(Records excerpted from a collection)
::::
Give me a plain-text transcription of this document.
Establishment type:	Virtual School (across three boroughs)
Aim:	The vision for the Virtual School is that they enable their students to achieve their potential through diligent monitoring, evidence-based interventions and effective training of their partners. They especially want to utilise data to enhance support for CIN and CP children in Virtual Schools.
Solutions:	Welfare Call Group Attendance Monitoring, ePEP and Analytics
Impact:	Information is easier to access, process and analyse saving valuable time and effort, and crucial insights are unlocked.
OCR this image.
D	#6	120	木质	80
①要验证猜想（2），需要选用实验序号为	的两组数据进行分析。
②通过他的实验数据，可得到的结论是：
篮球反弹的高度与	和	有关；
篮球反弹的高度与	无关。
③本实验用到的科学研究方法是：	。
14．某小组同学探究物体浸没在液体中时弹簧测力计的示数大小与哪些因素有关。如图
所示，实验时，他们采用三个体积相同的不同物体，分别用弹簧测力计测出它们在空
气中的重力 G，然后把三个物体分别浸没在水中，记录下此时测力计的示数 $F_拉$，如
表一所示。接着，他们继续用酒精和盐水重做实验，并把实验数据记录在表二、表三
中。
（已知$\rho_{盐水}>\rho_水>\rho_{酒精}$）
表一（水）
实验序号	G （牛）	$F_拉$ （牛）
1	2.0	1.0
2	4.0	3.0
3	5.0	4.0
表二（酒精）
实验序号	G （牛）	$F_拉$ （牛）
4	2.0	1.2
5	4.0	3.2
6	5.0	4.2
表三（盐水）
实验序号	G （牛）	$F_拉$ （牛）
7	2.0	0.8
::::
Reproduce the complete set of lines precisely as supplied.

| Result below |
Give me a plain-text transcription of this document.
Establishment type:	Virtual School (across three boroughs)
Aim:	The vision for the Virtual School is that they enable their students to achieve their potential through diligent monitoring, evidence-based interventions and effective training of their partners. They especially want to utilise data to enhance support for CIN and CP children in Virtual Schools.
Solutions:	Welfare Call Group Attendance Monitoring, ePEP and Analytics
Impact:	Information is easier to access, process and analyse saving valuable time and effort, and crucial insights are unlocked.
OCR this image.
D	#6	120	木质	80
①要验证猜想（2），需要选用实验序号为	的两组数据进行分析。
②通过他的实验数据，可得到的结论是：
篮球反弹的高度与	和	有关；
篮球反弹的高度与	无关。
③本实验用到的科学研究方法是：	。
14．某小组同学探究物体浸没在液体中时弹簧测力计的示数大小与哪些因素有关。如图
所示，实验时，他们采用三个体积相同的不同物体，分别用弹簧测力计测出它们在空
气中的重力 G，然后把三个物体分别浸没在水中，记录下此时测力计的示数 $F_拉$，如
表一所示。接着，他们继续用酒精和盐水重做实验，并把实验数据记录在表二、表三
中。
（已知$\rho_{盐水}>\rho_水>\rho_{酒精}$）
表一（水）
实验序号	G （牛）	$F_拉$ （牛）
1	2.0	1.0
2	4.0	3.0
3	5.0	4.0
表二（酒精）
实验序号	G （牛）	$F_拉$ （牛）
4	2.0	1.2
5	4.0	3.2
6	5.0	4.2
表三（盐水）
实验序号	G （牛）	$F_拉$ （牛）
7	2.0	0.8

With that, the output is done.